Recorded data

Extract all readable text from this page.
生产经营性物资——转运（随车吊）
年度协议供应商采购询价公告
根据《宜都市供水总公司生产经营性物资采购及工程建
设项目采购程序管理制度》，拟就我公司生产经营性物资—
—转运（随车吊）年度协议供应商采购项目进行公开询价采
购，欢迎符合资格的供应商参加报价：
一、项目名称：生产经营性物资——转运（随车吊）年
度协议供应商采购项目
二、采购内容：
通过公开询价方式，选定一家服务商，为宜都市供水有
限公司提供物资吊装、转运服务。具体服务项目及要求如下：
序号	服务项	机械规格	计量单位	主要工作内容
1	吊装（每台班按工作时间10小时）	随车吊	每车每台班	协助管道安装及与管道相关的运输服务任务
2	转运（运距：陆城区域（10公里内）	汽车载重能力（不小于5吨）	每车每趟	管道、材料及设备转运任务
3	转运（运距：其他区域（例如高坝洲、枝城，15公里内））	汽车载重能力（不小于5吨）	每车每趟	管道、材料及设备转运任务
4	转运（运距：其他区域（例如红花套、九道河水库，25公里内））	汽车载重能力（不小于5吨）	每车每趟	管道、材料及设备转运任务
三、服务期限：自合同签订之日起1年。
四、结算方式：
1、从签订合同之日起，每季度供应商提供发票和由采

__WHAT YOU WILL DO__. Output all of the material, please, exactly as it stands.

__ANSWER TO THE EXERCISE__.
Extract all readable text from this page.
生产经营性物资——转运（随车吊）
年度协议供应商采购询价公告
根据《宜都市供水总公司生产经营性物资采购及工程建
设项目采购程序管理制度》，拟就我公司生产经营性物资—
—转运（随车吊）年度协议供应商采购项目进行公开询价采
购，欢迎符合资格的供应商参加报价：
一、项目名称：生产经营性物资——转运（随车吊）年
度协议供应商采购项目
二、采购内容：
通过公开询价方式，选定一家服务商，为宜都市供水有
限公司提供物资吊装、转运服务。具体服务项目及要求如下：
序号	服务项	机械规格	计量单位	主要工作内容
1	吊装（每台班按工作时间10小时）	随车吊	每车每台班	协助管道安装及与管道相关的运输服务任务
2	转运（运距：陆城区域（10公里内）	汽车载重能力（不小于5吨）	每车每趟	管道、材料及设备转运任务
3	转运（运距：其他区域（例如高坝洲、枝城，15公里内））	汽车载重能力（不小于5吨）	每车每趟	管道、材料及设备转运任务
4	转运（运距：其他区域（例如红花套、九道河水库，25公里内））	汽车载重能力（不小于5吨）	每车每趟	管道、材料及设备转运任务
三、服务期限：自合同签订之日起1年。
四、结算方式：
1、从签订合同之日起，每季度供应商提供发票和由采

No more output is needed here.